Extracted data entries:
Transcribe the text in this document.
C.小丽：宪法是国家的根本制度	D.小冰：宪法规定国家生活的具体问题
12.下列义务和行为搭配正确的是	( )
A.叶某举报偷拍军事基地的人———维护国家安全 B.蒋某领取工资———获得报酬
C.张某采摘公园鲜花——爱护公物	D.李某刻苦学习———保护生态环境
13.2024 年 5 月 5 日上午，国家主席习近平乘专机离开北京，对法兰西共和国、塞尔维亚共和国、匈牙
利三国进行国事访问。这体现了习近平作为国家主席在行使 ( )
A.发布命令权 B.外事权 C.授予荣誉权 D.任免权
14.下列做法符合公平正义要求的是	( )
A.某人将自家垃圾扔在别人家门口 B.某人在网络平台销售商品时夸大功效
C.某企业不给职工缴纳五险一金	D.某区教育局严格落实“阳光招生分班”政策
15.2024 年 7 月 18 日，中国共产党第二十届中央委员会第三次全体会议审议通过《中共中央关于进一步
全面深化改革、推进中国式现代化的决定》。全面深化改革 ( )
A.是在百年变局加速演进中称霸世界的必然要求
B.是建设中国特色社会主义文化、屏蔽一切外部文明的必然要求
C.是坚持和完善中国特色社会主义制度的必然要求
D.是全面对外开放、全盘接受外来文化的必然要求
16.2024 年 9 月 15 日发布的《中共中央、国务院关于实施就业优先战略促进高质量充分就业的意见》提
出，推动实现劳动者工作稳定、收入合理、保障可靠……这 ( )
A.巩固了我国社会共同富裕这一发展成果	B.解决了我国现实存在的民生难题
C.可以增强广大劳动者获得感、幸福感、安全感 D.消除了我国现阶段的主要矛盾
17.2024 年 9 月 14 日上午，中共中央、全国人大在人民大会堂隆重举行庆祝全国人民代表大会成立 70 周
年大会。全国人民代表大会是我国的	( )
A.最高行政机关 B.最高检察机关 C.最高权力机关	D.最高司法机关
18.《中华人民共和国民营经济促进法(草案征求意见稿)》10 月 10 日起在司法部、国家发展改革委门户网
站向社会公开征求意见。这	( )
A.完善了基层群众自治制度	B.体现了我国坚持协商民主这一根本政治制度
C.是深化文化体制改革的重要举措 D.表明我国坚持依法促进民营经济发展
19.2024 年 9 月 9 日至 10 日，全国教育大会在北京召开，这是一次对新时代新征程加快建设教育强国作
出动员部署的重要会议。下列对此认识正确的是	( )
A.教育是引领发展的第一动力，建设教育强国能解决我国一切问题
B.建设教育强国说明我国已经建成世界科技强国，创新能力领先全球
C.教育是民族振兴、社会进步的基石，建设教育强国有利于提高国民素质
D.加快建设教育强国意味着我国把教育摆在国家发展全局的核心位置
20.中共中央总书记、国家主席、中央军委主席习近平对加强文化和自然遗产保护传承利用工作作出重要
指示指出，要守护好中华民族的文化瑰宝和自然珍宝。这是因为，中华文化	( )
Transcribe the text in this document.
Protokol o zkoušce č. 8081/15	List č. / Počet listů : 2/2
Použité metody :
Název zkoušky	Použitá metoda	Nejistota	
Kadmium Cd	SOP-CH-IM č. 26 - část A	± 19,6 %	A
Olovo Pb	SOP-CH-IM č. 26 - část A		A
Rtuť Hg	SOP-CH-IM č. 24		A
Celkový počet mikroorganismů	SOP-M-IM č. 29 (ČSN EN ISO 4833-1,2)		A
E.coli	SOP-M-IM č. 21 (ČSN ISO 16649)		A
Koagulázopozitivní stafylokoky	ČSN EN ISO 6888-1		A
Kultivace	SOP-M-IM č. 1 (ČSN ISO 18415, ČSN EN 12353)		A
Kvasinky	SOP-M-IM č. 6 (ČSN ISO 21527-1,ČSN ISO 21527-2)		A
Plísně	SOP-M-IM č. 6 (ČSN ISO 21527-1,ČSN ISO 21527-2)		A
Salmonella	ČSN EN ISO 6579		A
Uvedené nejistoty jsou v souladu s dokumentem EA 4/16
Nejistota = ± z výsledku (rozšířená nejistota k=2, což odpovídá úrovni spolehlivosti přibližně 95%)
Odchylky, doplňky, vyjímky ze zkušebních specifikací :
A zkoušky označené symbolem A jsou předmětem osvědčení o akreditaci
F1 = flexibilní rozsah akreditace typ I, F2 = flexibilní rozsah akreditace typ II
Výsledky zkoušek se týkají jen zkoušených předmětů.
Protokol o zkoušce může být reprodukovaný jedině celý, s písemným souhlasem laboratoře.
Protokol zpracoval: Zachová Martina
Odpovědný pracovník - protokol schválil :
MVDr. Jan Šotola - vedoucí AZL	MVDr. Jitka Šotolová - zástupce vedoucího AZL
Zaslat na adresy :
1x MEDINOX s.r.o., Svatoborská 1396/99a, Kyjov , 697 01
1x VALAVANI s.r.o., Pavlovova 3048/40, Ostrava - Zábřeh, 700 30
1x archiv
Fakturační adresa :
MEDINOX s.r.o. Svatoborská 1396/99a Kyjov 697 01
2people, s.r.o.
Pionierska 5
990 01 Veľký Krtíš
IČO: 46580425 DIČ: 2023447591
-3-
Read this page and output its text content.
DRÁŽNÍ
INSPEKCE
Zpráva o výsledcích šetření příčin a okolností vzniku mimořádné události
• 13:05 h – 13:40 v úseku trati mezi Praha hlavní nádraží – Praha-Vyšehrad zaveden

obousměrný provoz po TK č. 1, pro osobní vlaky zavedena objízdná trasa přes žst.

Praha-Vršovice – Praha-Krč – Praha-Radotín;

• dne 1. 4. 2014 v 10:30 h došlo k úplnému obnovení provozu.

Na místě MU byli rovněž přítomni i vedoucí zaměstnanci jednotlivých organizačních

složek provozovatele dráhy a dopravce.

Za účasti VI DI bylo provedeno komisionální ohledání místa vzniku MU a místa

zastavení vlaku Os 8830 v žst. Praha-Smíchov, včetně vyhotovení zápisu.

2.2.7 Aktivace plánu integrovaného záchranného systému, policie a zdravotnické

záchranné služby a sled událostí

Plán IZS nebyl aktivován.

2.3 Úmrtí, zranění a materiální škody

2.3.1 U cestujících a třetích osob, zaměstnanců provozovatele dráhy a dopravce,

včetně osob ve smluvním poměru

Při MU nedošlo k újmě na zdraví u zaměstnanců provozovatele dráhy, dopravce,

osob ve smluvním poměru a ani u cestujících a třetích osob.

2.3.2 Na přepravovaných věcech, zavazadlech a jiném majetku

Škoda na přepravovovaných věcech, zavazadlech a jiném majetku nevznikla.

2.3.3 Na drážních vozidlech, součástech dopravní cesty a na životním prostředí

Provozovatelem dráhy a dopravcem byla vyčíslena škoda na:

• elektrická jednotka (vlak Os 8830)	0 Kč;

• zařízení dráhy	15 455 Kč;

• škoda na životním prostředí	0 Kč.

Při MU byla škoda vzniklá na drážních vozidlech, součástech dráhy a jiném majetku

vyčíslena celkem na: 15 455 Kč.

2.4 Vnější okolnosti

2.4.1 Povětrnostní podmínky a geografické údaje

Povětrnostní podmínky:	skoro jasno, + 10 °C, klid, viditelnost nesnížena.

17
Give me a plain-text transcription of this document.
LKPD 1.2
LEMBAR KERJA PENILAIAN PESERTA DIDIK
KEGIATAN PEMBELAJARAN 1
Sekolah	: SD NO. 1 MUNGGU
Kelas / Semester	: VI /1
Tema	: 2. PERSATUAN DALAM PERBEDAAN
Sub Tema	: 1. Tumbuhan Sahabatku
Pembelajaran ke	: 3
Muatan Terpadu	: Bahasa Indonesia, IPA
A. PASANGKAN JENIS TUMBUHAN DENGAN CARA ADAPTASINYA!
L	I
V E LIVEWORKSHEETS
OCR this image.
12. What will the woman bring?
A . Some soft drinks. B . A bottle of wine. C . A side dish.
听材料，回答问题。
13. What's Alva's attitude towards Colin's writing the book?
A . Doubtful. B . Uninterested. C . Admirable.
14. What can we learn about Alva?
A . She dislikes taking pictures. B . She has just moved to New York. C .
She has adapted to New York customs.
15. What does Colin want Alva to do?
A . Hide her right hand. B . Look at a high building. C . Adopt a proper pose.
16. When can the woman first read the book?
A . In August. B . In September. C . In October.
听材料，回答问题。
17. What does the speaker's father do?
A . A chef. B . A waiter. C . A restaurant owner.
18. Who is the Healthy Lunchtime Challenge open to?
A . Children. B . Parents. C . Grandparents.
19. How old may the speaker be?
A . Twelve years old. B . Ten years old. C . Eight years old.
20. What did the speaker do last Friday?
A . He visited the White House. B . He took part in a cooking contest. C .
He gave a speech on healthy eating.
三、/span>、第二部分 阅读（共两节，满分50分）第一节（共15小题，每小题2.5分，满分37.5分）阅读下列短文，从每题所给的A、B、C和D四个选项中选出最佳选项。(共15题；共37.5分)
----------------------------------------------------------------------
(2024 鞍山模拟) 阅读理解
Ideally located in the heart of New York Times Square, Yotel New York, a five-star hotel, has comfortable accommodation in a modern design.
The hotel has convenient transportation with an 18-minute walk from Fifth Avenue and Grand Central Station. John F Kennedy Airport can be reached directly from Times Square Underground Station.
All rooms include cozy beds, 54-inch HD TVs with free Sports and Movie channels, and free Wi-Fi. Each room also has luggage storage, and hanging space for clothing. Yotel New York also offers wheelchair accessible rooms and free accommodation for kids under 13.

*Exercise goal*: Scan the material for lines with the word "byla", and copy each line you find.

*Response to the task*:
Provozovatelem dráhy a dopravcem byla vyčíslena škoda na:
Při MU byla škoda vzniklá na drážních vozidlech, součástech dráhy a jiném majetku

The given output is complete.